## Task to complete
Locate every line in the material below that has the word "this". Copy each of those lines.

[Structured figure records]
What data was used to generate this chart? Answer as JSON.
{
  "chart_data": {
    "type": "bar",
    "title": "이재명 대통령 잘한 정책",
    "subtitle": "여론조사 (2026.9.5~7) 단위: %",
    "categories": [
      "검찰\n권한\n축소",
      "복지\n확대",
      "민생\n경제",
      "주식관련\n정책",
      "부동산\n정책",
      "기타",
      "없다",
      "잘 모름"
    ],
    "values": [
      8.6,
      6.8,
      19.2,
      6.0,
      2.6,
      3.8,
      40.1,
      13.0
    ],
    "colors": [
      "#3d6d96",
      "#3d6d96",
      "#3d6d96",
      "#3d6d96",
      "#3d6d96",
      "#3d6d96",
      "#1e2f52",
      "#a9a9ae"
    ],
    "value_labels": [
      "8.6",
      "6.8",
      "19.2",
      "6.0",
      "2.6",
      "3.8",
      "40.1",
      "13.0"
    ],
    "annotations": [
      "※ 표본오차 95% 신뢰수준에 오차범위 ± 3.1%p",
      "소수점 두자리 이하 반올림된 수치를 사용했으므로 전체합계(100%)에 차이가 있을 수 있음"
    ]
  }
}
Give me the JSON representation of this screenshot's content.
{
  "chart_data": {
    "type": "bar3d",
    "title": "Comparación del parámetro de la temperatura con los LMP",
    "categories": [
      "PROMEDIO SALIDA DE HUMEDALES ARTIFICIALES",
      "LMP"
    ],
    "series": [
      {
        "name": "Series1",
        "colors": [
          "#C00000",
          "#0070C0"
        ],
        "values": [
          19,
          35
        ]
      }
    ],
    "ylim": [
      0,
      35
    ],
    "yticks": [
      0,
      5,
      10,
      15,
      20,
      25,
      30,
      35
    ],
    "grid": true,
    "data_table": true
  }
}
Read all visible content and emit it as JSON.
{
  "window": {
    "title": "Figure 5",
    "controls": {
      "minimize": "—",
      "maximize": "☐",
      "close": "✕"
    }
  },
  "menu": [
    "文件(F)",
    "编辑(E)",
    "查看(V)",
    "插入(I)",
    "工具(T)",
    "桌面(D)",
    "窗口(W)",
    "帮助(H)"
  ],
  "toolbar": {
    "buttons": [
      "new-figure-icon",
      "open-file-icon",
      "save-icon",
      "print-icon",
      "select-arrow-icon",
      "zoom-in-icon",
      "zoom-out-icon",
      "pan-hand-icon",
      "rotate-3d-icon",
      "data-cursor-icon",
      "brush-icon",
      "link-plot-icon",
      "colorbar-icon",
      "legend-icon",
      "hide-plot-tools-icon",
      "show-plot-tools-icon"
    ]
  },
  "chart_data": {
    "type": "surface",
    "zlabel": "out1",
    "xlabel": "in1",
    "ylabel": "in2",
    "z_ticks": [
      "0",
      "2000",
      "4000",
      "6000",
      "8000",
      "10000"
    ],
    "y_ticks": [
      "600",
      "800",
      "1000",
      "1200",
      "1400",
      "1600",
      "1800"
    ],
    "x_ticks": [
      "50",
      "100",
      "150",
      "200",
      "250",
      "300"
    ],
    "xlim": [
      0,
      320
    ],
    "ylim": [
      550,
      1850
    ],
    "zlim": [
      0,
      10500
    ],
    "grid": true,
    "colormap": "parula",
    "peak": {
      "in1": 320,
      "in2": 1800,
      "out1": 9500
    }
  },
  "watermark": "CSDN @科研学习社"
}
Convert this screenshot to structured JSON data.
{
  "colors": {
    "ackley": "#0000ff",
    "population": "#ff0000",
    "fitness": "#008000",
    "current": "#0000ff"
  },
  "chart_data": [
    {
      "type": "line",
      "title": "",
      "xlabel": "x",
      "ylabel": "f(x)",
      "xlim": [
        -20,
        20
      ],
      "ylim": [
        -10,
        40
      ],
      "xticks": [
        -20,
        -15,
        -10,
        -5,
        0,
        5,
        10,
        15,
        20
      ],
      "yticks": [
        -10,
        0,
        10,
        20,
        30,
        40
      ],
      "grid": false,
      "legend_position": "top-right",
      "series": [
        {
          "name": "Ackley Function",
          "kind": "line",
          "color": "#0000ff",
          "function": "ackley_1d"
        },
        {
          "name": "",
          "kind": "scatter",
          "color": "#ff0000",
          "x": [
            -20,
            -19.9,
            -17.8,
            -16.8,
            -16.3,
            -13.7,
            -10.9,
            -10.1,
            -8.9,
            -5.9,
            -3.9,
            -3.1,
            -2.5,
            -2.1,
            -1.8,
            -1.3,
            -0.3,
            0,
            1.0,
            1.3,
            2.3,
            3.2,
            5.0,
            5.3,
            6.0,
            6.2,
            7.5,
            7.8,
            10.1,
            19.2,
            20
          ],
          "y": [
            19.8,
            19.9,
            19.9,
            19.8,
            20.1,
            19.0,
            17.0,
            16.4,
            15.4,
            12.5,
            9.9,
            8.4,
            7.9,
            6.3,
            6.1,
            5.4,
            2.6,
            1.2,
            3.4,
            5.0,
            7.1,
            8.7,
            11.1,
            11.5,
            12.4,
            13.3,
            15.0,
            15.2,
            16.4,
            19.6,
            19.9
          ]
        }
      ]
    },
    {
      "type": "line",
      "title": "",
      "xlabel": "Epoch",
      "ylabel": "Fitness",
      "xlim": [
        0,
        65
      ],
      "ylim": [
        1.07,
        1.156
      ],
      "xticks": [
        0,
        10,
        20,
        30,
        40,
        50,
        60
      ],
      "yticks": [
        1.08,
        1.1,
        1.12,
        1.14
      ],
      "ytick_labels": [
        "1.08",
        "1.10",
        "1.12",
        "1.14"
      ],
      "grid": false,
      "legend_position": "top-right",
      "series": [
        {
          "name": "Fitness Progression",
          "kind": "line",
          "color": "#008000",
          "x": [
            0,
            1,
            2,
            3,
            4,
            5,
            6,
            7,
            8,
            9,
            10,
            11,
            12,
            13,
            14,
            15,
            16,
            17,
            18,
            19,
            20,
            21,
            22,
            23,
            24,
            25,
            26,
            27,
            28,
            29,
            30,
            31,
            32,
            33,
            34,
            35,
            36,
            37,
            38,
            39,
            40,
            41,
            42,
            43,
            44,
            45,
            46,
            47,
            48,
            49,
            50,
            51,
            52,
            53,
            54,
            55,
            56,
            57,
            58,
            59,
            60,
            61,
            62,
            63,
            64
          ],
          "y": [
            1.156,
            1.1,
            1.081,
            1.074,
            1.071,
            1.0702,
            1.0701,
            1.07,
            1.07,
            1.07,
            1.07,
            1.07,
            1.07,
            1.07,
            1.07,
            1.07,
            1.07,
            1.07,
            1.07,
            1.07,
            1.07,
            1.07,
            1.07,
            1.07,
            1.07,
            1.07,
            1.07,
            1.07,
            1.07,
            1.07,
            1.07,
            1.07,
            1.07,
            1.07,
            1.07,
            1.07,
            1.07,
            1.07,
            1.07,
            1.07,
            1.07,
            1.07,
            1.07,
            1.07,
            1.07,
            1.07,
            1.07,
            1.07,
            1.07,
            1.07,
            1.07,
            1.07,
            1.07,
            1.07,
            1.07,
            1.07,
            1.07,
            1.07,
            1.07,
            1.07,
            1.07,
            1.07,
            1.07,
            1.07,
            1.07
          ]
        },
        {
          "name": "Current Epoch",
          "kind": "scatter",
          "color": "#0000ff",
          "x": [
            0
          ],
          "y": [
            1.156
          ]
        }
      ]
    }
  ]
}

## Result
What data was used to generate this chart? Answer as JSON.
Give me the JSON representation of this screenshot's content.
Convert this screenshot to structured JSON data.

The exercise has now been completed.